**SUPPLIED ENTRIES:**
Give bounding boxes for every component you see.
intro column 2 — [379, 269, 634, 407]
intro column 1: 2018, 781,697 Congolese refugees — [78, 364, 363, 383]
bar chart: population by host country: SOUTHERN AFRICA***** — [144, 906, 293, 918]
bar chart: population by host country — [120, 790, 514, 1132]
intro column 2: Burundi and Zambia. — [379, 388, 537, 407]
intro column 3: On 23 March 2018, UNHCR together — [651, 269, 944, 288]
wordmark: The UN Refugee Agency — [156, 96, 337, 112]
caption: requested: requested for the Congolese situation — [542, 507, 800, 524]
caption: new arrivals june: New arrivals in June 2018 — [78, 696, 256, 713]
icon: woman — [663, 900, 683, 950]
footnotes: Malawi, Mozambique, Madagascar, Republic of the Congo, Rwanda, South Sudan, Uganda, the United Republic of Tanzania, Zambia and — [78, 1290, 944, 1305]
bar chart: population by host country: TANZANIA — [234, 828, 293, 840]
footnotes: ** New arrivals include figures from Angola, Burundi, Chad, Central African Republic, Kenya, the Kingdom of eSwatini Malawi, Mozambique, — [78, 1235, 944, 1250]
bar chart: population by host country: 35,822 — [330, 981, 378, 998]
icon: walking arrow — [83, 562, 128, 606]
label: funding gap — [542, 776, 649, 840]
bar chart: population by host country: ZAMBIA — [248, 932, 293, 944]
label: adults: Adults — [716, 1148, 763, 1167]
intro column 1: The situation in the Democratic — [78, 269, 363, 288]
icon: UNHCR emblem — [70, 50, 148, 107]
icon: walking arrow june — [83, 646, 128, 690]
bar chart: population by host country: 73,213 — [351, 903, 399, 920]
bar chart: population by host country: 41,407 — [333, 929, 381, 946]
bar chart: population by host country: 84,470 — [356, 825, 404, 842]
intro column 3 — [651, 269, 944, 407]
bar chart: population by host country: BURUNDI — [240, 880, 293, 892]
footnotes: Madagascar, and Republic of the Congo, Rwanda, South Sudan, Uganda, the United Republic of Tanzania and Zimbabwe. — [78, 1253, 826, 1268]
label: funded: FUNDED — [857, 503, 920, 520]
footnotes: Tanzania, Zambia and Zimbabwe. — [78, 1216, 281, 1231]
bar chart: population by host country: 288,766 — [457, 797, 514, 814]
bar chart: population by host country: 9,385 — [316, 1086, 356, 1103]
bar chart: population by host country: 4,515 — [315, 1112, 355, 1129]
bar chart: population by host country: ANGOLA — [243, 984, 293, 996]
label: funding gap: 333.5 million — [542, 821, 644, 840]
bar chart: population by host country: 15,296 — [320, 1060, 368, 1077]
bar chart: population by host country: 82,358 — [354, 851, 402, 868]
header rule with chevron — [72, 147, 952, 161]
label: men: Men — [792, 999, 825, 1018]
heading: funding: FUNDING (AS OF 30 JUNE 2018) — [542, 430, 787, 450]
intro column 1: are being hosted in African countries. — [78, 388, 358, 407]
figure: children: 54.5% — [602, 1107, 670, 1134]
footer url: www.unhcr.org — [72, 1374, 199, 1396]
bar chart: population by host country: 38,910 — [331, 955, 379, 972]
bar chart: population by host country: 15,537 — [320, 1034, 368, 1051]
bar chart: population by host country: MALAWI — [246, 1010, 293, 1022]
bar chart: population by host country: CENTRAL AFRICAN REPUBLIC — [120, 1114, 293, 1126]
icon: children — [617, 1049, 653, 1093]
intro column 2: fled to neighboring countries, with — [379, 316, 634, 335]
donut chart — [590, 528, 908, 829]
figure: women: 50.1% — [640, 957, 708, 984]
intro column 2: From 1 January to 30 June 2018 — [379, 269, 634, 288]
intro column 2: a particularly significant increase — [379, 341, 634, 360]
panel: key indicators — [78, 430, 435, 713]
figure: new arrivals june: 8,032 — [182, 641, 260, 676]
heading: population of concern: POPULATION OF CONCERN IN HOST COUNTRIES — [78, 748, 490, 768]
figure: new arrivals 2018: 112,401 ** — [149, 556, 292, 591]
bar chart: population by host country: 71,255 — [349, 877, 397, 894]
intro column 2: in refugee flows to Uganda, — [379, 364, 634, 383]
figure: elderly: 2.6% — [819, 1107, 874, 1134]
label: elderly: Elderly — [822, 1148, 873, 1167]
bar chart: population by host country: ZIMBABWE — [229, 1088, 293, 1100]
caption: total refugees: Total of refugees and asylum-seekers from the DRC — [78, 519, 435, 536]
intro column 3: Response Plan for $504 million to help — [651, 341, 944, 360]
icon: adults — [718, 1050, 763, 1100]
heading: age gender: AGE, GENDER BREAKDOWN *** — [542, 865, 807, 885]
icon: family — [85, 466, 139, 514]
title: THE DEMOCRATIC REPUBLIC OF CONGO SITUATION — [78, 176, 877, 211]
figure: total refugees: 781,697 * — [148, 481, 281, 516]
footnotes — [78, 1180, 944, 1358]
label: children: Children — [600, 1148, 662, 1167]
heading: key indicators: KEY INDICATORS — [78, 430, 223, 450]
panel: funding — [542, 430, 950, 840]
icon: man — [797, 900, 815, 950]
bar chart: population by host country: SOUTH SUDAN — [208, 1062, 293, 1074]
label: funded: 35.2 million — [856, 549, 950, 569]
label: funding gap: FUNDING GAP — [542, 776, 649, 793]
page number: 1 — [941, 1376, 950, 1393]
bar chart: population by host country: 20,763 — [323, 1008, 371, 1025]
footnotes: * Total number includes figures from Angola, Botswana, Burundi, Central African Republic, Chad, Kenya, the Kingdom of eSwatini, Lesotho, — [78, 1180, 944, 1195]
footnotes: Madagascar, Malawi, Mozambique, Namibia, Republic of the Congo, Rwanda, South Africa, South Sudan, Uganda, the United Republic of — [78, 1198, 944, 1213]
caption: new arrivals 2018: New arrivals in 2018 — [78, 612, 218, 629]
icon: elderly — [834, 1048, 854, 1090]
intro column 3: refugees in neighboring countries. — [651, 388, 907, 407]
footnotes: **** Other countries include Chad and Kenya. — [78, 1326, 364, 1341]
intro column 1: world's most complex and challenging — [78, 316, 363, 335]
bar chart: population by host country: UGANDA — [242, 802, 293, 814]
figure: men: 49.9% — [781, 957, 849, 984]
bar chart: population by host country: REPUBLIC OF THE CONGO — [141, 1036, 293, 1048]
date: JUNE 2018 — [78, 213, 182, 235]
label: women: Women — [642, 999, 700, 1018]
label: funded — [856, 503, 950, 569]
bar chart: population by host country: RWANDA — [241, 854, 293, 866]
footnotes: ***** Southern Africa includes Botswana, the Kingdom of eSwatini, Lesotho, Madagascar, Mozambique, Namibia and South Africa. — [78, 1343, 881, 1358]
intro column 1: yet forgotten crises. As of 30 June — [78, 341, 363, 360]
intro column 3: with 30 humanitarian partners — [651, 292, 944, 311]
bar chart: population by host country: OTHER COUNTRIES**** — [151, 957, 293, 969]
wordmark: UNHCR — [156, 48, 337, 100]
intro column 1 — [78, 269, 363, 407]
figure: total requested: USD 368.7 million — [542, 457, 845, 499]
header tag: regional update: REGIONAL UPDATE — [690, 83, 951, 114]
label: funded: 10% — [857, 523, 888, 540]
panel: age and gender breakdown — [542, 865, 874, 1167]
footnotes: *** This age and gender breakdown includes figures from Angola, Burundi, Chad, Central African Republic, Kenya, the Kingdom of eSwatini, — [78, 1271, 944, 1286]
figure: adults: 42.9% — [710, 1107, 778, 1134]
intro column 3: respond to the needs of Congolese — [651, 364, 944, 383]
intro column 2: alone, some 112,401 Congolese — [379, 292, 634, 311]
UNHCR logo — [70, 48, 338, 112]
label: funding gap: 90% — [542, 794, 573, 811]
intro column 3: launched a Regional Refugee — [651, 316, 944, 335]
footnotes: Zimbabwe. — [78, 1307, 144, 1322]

**REQUIREMENT:**
Could you reproduce, unchanged, every line of the material from its first line up to and including the line that contains "bar chart: population by host country: 41,407"?

**FINISHED EXERCISE:**
Give bounding boxes for every component you see.
intro column 2 — [379, 269, 634, 407]
intro column 1: 2018, 781,697 Congolese refugees — [78, 364, 363, 383]
bar chart: population by host country: SOUTHERN AFRICA***** — [144, 906, 293, 918]
bar chart: population by host country — [120, 790, 514, 1132]
intro column 2: Burundi and Zambia. — [379, 388, 537, 407]
intro column 3: On 23 March 2018, UNHCR together — [651, 269, 944, 288]
wordmark: The UN Refugee Agency — [156, 96, 337, 112]
caption: requested: requested for the Congolese situation — [542, 507, 800, 524]
caption: new arrivals june: New arrivals in June 2018 — [78, 696, 256, 713]
icon: woman — [663, 900, 683, 950]
footnotes: Malawi, Mozambique, Madagascar, Republic of the Congo, Rwanda, South Sudan, Uganda, the United Republic of Tanzania, Zambia and — [78, 1290, 944, 1305]
bar chart: population by host country: TANZANIA — [234, 828, 293, 840]
footnotes: ** New arrivals include figures from Angola, Burundi, Chad, Central African Republic, Kenya, the Kingdom of eSwatini Malawi, Mozambique, — [78, 1235, 944, 1250]
bar chart: population by host country: 35,822 — [330, 981, 378, 998]
icon: walking arrow — [83, 562, 128, 606]
label: funding gap — [542, 776, 649, 840]
bar chart: population by host country: ZAMBIA — [248, 932, 293, 944]
label: adults: Adults — [716, 1148, 763, 1167]
intro column 1: The situation in the Democratic — [78, 269, 363, 288]
icon: UNHCR emblem — [70, 50, 148, 107]
icon: walking arrow june — [83, 646, 128, 690]
bar chart: population by host country: 73,213 — [351, 903, 399, 920]
bar chart: population by host country: 41,407 — [333, 929, 381, 946]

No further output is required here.